** TO BE DONE **
Retype each line of the material exactly, please, skipping any picture in it.

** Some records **
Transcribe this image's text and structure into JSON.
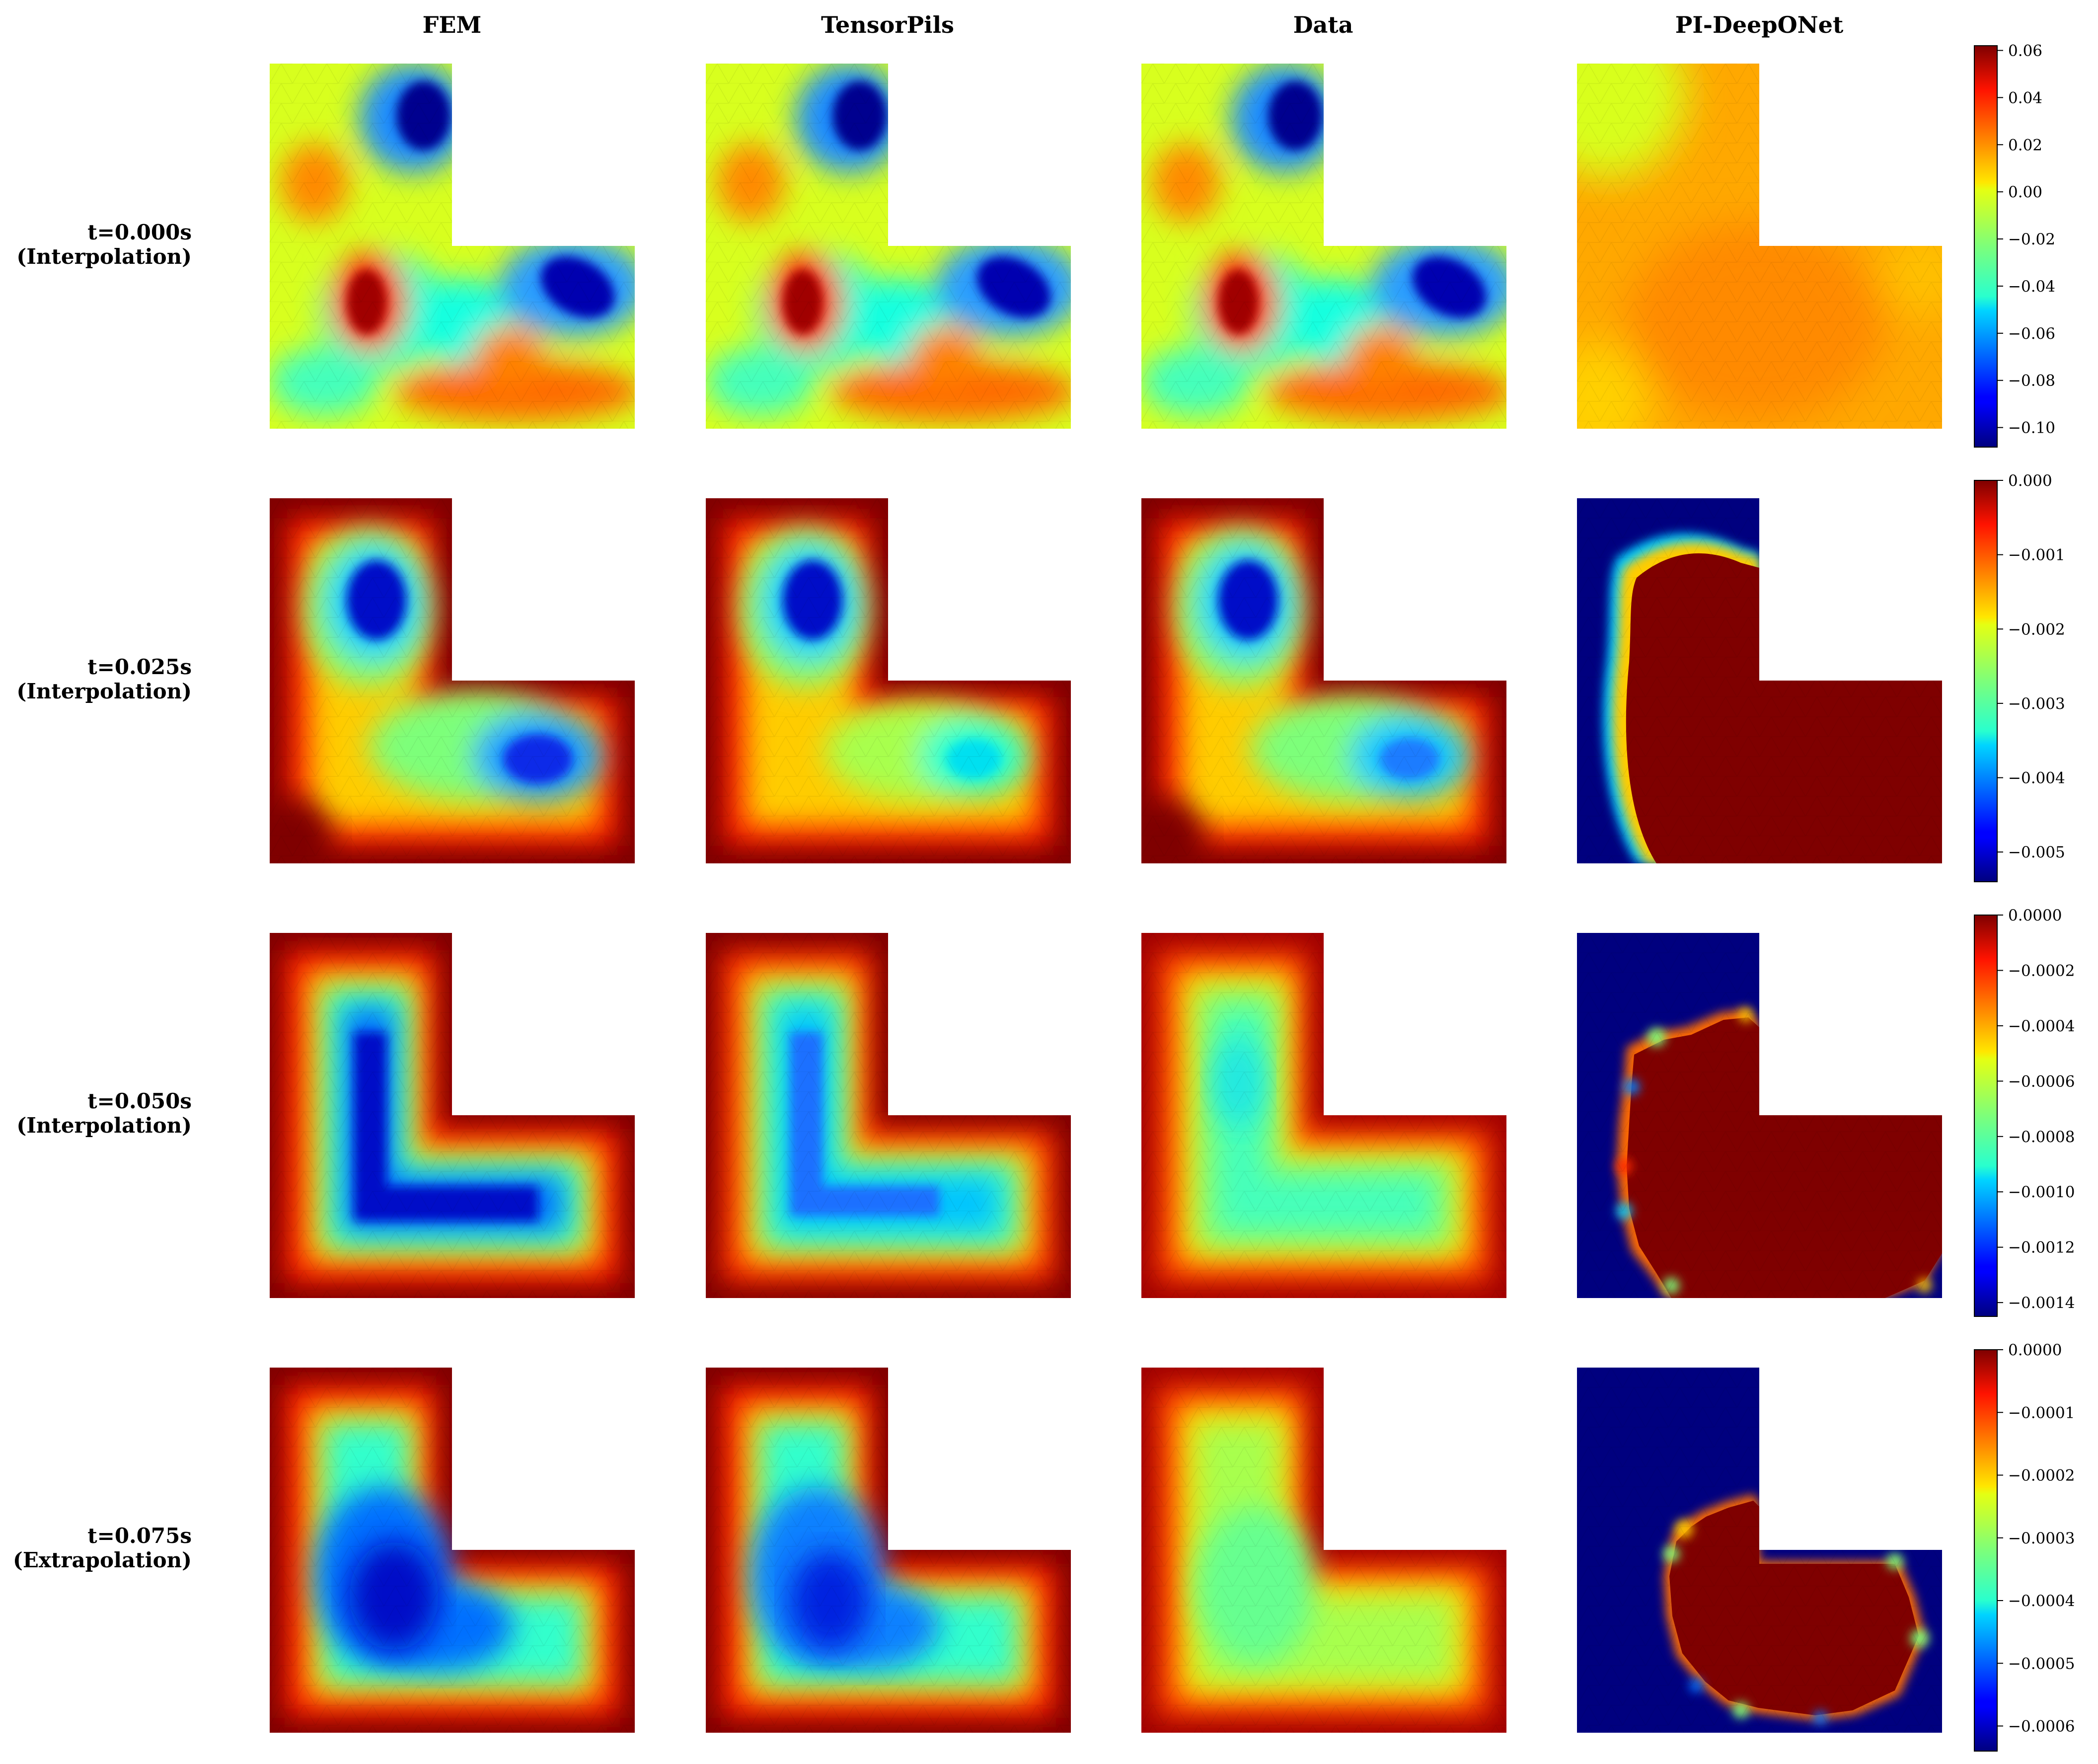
{
  "columns": [
    "FEM",
    "TensorPils",
    "Data",
    "PI-DeepONet"
  ],
  "rows": [
    {
      "time_label": "t=0.000s",
      "mode_label": "(Interpolation)",
      "colorbar": {
        "vmin": -0.1083,
        "vmax": 0.062,
        "ticks": [
          0.06,
          0.04,
          0.02,
          0.0,
          -0.02,
          -0.04,
          -0.06,
          -0.08,
          -0.1
        ],
        "tick_labels": [
          "0.06",
          "0.04",
          "0.02",
          "0.00",
          "−0.02",
          "−0.04",
          "−0.06",
          "−0.08",
          "−0.10"
        ]
      }
    },
    {
      "time_label": "t=0.025s",
      "mode_label": "(Interpolation)",
      "colorbar": {
        "vmin": -0.0054,
        "vmax": 0.0,
        "ticks": [
          0.0,
          -0.001,
          -0.002,
          -0.003,
          -0.004,
          -0.005
        ],
        "tick_labels": [
          "0.000",
          "−0.001",
          "−0.002",
          "−0.003",
          "−0.004",
          "−0.005"
        ]
      }
    },
    {
      "time_label": "t=0.050s",
      "mode_label": "(Interpolation)",
      "colorbar": {
        "vmin": -0.00145,
        "vmax": 0.0,
        "ticks": [
          0.0,
          -0.0002,
          -0.0004,
          -0.0006,
          -0.0008,
          -0.001,
          -0.0012,
          -0.0014
        ],
        "tick_labels": [
          "0.0000",
          "−0.0002",
          "−0.0004",
          "−0.0006",
          "−0.0008",
          "−0.0010",
          "−0.0012",
          "−0.0014"
        ]
      }
    },
    {
      "time_label": "t=0.075s",
      "mode_label": "(Extrapolation)",
      "colorbar": {
        "vmin": -0.00064,
        "vmax": 0.0,
        "ticks": [
          0.0,
          -0.0001,
          -0.0002,
          -0.0003,
          -0.0004,
          -0.0005,
          -0.0006
        ],
        "tick_labels": [
          "0.0000",
          "−0.0001",
          "−0.0002",
          "−0.0003",
          "−0.0004",
          "−0.0005",
          "−0.0006"
        ]
      }
    }
  ],
  "colormap": "jet",
  "domain_shape": "L-shaped"
}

** RESPONSE **
Transcribe this image's text and structure into JSON.
{
  "columns": [
    "FEM",
    "TensorPils",
    "Data",
    "PI-DeepONet"
  ],
  "rows": [
    {
      "time_label": "t=0.000s",
      "mode_label": "(Interpolation)",
      "colorbar": {
        "vmin": -0.1083,
        "vmax": 0.062,
        "ticks": [
          0.06,
          0.04,
          0.02,
          0.0,
          -0.02,
          -0.04,
          -0.06,
          -0.08,
          -0.1
        ],
        "tick_labels": [
          "0.06",
          "0.04",
          "0.02",
          "0.00",
          "−0.02",
          "−0.04",
          "−0.06",
          "−0.08",
          "−0.10"
        ]
      }
    },
    {
      "time_label": "t=0.025s",
      "mode_label": "(Interpolation)",
      "colorbar": {
        "vmin": -0.0054,
        "vmax": 0.0,
        "ticks": [
          0.0,
          -0.001,
          -0.002,
          -0.003,
          -0.004,
          -0.005
        ],
        "tick_labels": [
          "0.000",
          "−0.001",
          "−0.002",
          "−0.003",
          "−0.004",
          "−0.005"
        ]
      }
    },
    {
      "time_label": "t=0.050s",
      "mode_label": "(Interpolation)",
      "colorbar": {
        "vmin": -0.00145,
        "vmax": 0.0,
        "ticks": [
          0.0,
          -0.0002,
          -0.0004,
          -0.0006,
          -0.0008,
          -0.001,
          -0.0012,
          -0.0014
        ],
        "tick_labels": [
          "0.0000",
          "−0.0002",
          "−0.0004",
          "−0.0006",
          "−0.0008",
          "−0.0010",
          "−0.0012",
          "−0.0014"
        ]
      }
    },
    {
      "time_label": "t=0.075s",
      "mode_label": "(Extrapolation)",
      "colorbar": {
        "vmin": -0.00064,
        "vmax": 0.0,
        "ticks": [
          0.0,
          -0.0001,
          -0.0002,
          -0.0003,
          -0.0004,
          -0.0005,
          -0.0006
        ],
        "tick_labels": [
          "0.0000",
          "−0.0001",
          "−0.0002",
          "−0.0003",
          "−0.0004",
          "−0.0005",
          "−0.0006"
        ]
      }
    }
  ],
  "colormap": "jet",
  "domain_shape": "L-shaped"
}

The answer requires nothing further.